DIRECTIVE: Will you give the material below again, every line exactly as it is?

Dataset items
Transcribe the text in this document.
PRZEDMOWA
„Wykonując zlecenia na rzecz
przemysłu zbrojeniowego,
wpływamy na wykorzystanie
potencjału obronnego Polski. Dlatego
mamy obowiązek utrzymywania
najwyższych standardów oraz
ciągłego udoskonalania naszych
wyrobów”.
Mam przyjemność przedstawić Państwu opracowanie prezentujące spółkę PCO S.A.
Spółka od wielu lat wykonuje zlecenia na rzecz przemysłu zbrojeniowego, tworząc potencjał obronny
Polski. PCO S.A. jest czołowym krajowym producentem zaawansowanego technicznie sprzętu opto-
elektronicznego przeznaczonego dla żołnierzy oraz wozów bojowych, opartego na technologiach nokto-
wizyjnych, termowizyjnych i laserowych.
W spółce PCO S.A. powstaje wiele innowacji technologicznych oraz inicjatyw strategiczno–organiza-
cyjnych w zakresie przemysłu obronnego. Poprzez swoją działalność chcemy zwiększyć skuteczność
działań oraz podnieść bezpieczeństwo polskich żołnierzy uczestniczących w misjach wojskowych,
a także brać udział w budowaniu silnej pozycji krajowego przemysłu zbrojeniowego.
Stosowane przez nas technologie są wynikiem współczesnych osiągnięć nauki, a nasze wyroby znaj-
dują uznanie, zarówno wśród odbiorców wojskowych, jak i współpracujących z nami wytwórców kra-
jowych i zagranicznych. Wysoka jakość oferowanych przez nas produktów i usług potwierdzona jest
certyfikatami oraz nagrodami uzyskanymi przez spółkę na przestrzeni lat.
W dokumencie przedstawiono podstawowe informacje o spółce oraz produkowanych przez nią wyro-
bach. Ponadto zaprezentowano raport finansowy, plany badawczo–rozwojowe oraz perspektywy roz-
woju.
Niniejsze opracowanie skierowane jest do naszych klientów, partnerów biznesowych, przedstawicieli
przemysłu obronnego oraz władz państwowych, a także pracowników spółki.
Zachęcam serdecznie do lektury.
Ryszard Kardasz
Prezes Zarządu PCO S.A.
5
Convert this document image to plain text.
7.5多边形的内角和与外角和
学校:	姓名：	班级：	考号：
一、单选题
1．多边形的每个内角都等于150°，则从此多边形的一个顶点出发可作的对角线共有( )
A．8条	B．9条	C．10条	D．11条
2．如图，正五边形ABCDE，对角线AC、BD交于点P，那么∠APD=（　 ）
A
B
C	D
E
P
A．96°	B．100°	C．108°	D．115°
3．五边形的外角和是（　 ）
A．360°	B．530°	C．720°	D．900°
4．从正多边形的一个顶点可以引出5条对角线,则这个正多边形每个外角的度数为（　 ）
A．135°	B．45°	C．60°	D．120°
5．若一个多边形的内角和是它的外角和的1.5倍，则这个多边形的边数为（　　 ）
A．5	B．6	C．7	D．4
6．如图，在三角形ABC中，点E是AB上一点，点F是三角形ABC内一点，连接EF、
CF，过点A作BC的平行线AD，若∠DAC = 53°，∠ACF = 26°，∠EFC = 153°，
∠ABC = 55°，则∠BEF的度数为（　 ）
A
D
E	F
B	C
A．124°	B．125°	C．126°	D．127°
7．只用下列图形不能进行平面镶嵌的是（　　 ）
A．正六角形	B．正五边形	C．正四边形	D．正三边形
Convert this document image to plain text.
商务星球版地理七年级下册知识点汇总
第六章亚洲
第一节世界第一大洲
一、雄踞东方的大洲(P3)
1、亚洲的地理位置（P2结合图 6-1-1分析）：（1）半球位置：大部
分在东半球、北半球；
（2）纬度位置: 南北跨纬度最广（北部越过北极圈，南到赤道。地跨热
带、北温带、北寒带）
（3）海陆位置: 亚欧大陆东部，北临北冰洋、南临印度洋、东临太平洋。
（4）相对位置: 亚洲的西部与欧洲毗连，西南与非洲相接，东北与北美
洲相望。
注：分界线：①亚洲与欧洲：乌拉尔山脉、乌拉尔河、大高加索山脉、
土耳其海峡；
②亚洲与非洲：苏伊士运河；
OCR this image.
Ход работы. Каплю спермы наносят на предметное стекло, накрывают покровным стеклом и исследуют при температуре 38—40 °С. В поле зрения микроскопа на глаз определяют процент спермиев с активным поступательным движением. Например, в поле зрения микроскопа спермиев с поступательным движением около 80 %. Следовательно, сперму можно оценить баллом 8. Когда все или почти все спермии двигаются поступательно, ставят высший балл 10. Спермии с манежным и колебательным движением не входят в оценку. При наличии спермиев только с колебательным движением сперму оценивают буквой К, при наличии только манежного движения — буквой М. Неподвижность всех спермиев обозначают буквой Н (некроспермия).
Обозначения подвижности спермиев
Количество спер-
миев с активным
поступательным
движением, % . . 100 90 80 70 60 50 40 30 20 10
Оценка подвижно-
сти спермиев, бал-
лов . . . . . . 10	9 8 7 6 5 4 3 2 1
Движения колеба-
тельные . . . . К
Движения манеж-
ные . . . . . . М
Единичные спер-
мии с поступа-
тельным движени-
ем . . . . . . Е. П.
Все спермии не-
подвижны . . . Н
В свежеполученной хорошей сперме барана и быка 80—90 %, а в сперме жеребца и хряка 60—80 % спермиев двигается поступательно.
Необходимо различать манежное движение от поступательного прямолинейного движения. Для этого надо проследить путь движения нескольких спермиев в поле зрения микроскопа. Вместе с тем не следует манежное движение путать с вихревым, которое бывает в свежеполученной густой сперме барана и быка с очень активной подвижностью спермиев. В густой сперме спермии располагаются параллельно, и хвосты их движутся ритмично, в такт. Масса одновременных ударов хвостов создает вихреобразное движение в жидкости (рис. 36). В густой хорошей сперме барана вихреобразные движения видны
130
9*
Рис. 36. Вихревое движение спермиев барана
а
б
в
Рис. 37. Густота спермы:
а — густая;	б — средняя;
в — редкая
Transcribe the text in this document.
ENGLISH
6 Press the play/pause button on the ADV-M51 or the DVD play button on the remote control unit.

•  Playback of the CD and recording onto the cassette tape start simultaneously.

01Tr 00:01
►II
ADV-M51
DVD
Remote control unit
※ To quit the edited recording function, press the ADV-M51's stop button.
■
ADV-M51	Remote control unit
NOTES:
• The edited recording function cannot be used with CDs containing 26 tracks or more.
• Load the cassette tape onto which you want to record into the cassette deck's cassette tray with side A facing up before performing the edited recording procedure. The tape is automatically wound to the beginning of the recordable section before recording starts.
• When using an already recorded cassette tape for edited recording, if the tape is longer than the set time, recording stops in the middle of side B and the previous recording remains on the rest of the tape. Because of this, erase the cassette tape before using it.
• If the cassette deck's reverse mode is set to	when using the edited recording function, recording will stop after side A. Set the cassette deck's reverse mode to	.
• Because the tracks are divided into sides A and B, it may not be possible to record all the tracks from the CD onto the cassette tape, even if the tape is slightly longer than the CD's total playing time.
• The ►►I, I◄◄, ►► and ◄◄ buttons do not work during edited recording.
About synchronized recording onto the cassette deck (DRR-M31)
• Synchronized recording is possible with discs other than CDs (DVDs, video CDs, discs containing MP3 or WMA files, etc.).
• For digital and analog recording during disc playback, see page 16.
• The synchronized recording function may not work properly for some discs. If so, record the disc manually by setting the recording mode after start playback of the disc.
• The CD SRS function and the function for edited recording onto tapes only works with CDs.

FINAL ANSWER:
Transcribe the text in this document.
PRZEDMOWA
„Wykonując zlecenia na rzecz
przemysłu zbrojeniowego,
wpływamy na wykorzystanie
potencjału obronnego Polski. Dlatego
mamy obowiązek utrzymywania
najwyższych standardów oraz
ciągłego udoskonalania naszych
wyrobów”.
Mam przyjemność przedstawić Państwu opracowanie prezentujące spółkę PCO S.A.
Spółka od wielu lat wykonuje zlecenia na rzecz przemysłu zbrojeniowego, tworząc potencjał obronny
Polski. PCO S.A. jest czołowym krajowym producentem zaawansowanego technicznie sprzętu opto-
elektronicznego przeznaczonego dla żołnierzy oraz wozów bojowych, opartego na technologiach nokto-
wizyjnych, termowizyjnych i laserowych.
W spółce PCO S.A. powstaje wiele innowacji technologicznych oraz inicjatyw strategiczno–organiza-
cyjnych w zakresie przemysłu obronnego. Poprzez swoją działalność chcemy zwiększyć skuteczność
działań oraz podnieść bezpieczeństwo polskich żołnierzy uczestniczących w misjach wojskowych,
a także brać udział w budowaniu silnej pozycji krajowego przemysłu zbrojeniowego.
Stosowane przez nas technologie są wynikiem współczesnych osiągnięć nauki, a nasze wyroby znaj-
dują uznanie, zarówno wśród odbiorców wojskowych, jak i współpracujących z nami wytwórców kra-
jowych i zagranicznych. Wysoka jakość oferowanych przez nas produktów i usług potwierdzona jest
certyfikatami oraz nagrodami uzyskanymi przez spółkę na przestrzeni lat.
W dokumencie przedstawiono podstawowe informacje o spółce oraz produkowanych przez nią wyro-
bach. Ponadto zaprezentowano raport finansowy, plany badawczo–rozwojowe oraz perspektywy roz-
woju.
Niniejsze opracowanie skierowane jest do naszych klientów, partnerów biznesowych, przedstawicieli
przemysłu obronnego oraz władz państwowych, a także pracowników spółki.
Zachęcam serdecznie do lektury.
Ryszard Kardasz
Prezes Zarządu PCO S.A.
5
Convert this document image to plain text.
7.5多边形的内角和与外角和
学校:	姓名：	班级：	考号：
一、单选题
1．多边形的每个内角都等于150°，则从此多边形的一个顶点出发可作的对角线共有( )
A．8条	B．9条	C．10条	D．11条
2．如图，正五边形ABCDE，对角线AC、BD交于点P，那么∠APD=（　 ）
A
B
C	D
E
P
A．96°	B．100°	C．108°	D．115°
3．五边形的外角和是（　 ）
A．360°	B．530°	C．720°	D．900°
4．从正多边形的一个顶点可以引出5条对角线,则这个正多边形每个外角的度数为（　 ）
A．135°	B．45°	C．60°	D．120°
5．若一个多边形的内角和是它的外角和的1.5倍，则这个多边形的边数为（　　 ）
A．5	B．6	C．7	D．4
6．如图，在三角形ABC中，点E是AB上一点，点F是三角形ABC内一点，连接EF、
CF，过点A作BC的平行线AD，若∠DAC = 53°，∠ACF = 26°，∠EFC = 153°，
∠ABC = 55°，则∠BEF的度数为（　 ）
A
D
E	F
B	C
A．124°	B．125°	C．126°	D．127°
7．只用下列图形不能进行平面镶嵌的是（　　 ）
A．正六角形	B．正五边形	C．正四边形	D．正三边形
Convert this document image to plain text.
商务星球版地理七年级下册知识点汇总
第六章亚洲
第一节世界第一大洲
一、雄踞东方的大洲(P3)
1、亚洲的地理位置（P2结合图 6-1-1分析）：（1）半球位置：大部
分在东半球、北半球；
（2）纬度位置: 南北跨纬度最广（北部越过北极圈，南到赤道。地跨热
带、北温带、北寒带）
（3）海陆位置: 亚欧大陆东部，北临北冰洋、南临印度洋、东临太平洋。
（4）相对位置: 亚洲的西部与欧洲毗连，西南与非洲相接，东北与北美
洲相望。
注：分界线：①亚洲与欧洲：乌拉尔山脉、乌拉尔河、大高加索山脉、
土耳其海峡；
②亚洲与非洲：苏伊士运河；
OCR this image.
Ход работы. Каплю спермы наносят на предметное стекло, накрывают покровным стеклом и исследуют при температуре 38—40 °С. В поле зрения микроскопа на глаз определяют процент спермиев с активным поступательным движением. Например, в поле зрения микроскопа спермиев с поступательным движением около 80 %. Следовательно, сперму можно оценить баллом 8. Когда все или почти все спермии двигаются поступательно, ставят высший балл 10. Спермии с манежным и колебательным движением не входят в оценку. При наличии спермиев только с колебательным движением сперму оценивают буквой К, при наличии только манежного движения — буквой М. Неподвижность всех спермиев обозначают буквой Н (некроспермия).
Обозначения подвижности спермиев
Количество спер-
миев с активным
поступательным
движением, % . . 100 90 80 70 60 50 40 30 20 10
Оценка подвижно-
сти спермиев, бал-
лов . . . . . . 10	9 8 7 6 5 4 3 2 1
Движения колеба-
тельные . . . . К
Движения манеж-
ные . . . . . . М
Единичные спер-
мии с поступа-
тельным движени-
ем . . . . . . Е. П.
Все спермии не-
подвижны . . . Н
В свежеполученной хорошей сперме барана и быка 80—90 %, а в сперме жеребца и хряка 60—80 % спермиев двигается поступательно.
Необходимо различать манежное движение от поступательного прямолинейного движения. Для этого надо проследить путь движения нескольких спермиев в поле зрения микроскопа. Вместе с тем не следует манежное движение путать с вихревым, которое бывает в свежеполученной густой сперме барана и быка с очень активной подвижностью спермиев. В густой сперме спермии располагаются параллельно, и хвосты их движутся ритмично, в такт. Масса одновременных ударов хвостов создает вихреобразное движение в жидкости (рис. 36). В густой хорошей сперме барана вихреобразные движения видны
130
9*
Рис. 36. Вихревое движение спермиев барана
а
б
в
Рис. 37. Густота спермы:
а — густая;	б — средняя;
в — редкая
Transcribe the text in this document.
ENGLISH
6 Press the play/pause button on the ADV-M51 or the DVD play button on the remote control unit.

•  Playback of the CD and recording onto the cassette tape start simultaneously.

01Tr 00:01
►II
ADV-M51
DVD
Remote control unit
※ To quit the edited recording function, press the ADV-M51's stop button.
■
ADV-M51	Remote control unit
NOTES:
• The edited recording function cannot be used with CDs containing 26 tracks or more.
• Load the cassette tape onto which you want to record into the cassette deck's cassette tray with side A facing up before performing the edited recording procedure. The tape is automatically wound to the beginning of the recordable section before recording starts.
• When using an already recorded cassette tape for edited recording, if the tape is longer than the set time, recording stops in the middle of side B and the previous recording remains on the rest of the tape. Because of this, erase the cassette tape before using it.
• If the cassette deck's reverse mode is set to	when using the edited recording function, recording will stop after side A. Set the cassette deck's reverse mode to	.
• Because the tracks are divided into sides A and B, it may not be possible to record all the tracks from the CD onto the cassette tape, even if the tape is slightly longer than the CD's total playing time.
• The ►►I, I◄◄, ►► and ◄◄ buttons do not work during edited recording.
About synchronized recording onto the cassette deck (DRR-M31)
• Synchronized recording is possible with discs other than CDs (DVDs, video CDs, discs containing MP3 or WMA files, etc.).
• For digital and analog recording during disc playback, see page 16.
• The synchronized recording function may not work properly for some discs. If so, record the disc manually by setting the recording mode after start playback of the disc.
• The CD SRS function and the function for edited recording onto tapes only works with CDs.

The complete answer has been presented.